**PROBLEM TO SOLVE:** Count the lines in the entries below that include the word "data". Give nothing but the number.

**SUPPLIED RECORDS:**
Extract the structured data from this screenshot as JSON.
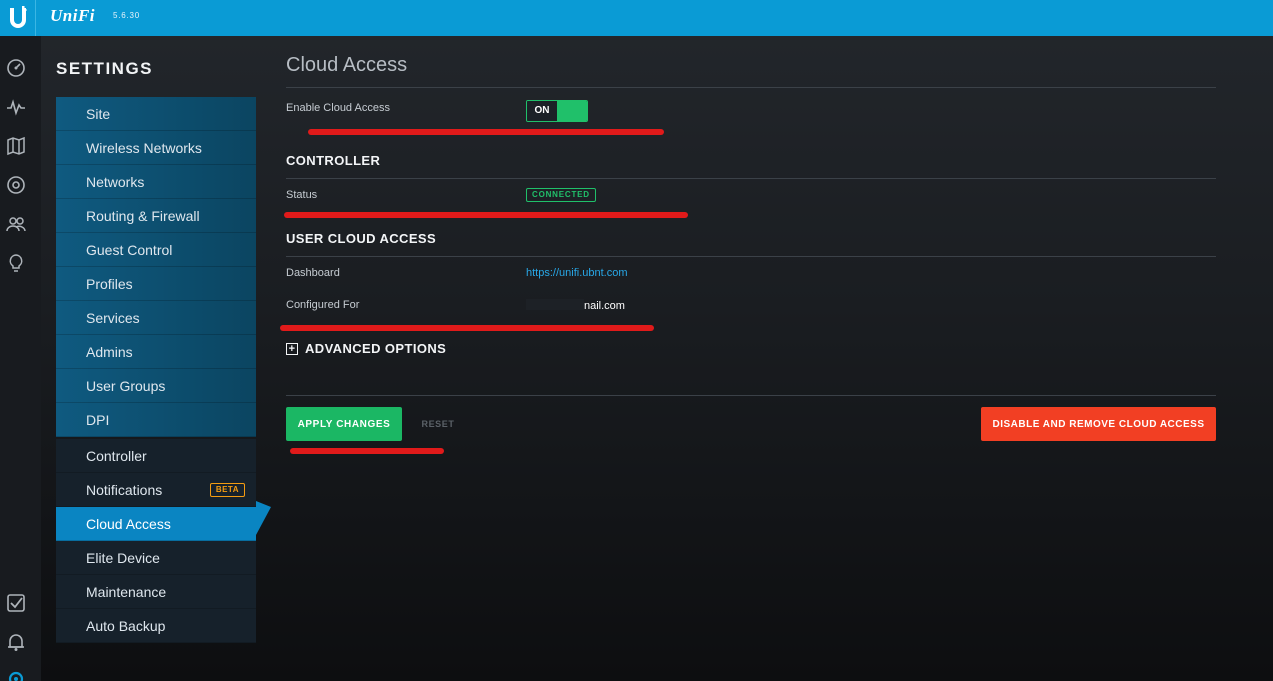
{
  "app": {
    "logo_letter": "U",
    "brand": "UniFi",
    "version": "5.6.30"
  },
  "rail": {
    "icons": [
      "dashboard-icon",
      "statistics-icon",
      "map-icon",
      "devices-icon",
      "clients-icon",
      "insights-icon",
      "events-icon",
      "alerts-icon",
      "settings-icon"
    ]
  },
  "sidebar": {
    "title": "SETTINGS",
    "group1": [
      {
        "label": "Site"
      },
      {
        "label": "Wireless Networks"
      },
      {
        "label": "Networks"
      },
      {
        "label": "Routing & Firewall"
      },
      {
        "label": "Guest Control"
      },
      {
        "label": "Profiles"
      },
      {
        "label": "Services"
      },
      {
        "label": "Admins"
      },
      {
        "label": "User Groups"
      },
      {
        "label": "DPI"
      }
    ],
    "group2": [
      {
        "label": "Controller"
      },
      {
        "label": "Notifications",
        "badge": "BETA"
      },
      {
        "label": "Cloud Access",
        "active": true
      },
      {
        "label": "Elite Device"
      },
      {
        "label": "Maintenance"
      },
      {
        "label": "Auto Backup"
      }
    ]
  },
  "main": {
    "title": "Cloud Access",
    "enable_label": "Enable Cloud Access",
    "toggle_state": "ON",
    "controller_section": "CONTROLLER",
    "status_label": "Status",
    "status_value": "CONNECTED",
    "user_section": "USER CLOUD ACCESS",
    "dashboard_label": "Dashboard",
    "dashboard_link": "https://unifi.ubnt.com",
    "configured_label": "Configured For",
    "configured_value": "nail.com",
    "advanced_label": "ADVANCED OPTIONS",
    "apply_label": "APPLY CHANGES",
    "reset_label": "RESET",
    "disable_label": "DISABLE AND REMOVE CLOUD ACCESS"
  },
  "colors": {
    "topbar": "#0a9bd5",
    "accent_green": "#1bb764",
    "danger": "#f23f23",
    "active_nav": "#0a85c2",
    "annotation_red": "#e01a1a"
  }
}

==

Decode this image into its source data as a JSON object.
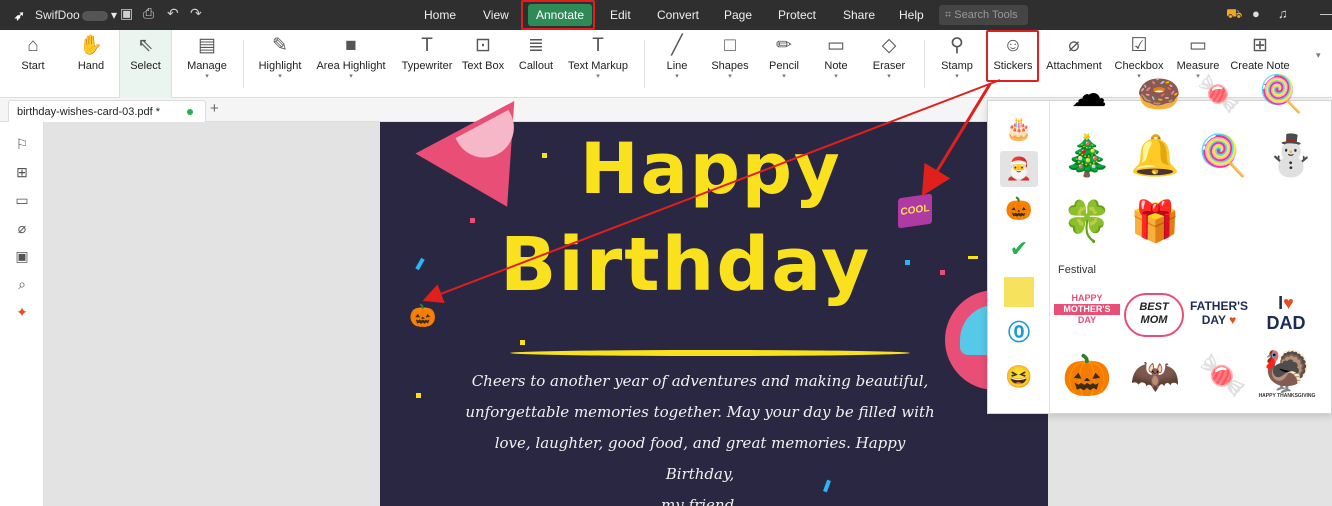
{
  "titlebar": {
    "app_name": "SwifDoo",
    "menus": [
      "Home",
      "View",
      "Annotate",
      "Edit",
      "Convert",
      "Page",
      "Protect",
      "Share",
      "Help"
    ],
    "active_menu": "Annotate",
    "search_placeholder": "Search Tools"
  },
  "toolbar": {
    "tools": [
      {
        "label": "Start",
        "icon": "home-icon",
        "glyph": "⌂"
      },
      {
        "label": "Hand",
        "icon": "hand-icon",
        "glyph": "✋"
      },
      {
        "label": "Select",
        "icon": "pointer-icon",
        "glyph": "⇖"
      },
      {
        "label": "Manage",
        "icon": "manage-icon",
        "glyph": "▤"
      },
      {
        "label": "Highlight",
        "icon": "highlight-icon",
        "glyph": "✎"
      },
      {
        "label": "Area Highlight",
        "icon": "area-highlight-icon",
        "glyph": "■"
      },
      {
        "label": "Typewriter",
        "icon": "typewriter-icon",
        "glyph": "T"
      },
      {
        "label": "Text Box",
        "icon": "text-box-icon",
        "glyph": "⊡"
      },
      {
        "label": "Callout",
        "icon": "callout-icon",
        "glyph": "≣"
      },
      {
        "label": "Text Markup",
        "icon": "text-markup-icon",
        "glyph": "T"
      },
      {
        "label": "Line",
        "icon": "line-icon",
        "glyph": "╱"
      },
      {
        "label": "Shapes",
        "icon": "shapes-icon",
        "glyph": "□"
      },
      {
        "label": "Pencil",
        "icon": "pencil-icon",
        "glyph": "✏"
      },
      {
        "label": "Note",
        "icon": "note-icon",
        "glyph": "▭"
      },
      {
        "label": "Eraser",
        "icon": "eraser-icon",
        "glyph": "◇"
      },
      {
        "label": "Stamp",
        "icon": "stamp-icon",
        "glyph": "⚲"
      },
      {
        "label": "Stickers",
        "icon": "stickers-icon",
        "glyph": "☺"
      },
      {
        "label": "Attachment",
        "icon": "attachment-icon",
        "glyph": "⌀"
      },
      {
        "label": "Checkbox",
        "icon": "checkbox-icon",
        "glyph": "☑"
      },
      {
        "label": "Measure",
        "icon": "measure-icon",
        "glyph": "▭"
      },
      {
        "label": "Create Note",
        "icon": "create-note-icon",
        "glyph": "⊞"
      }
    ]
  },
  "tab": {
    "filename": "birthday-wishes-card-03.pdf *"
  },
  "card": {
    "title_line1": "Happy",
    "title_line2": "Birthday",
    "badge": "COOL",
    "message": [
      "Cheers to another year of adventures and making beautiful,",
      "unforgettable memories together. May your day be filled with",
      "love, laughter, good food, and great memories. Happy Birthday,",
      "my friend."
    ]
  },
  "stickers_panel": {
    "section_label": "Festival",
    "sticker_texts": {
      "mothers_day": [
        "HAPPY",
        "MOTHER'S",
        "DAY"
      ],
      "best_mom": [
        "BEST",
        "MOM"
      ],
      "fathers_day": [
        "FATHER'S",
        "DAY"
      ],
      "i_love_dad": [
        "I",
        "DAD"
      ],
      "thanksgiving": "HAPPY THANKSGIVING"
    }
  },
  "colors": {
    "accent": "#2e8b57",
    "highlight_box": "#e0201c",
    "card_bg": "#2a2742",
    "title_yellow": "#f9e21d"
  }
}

**SOLUTION:** 2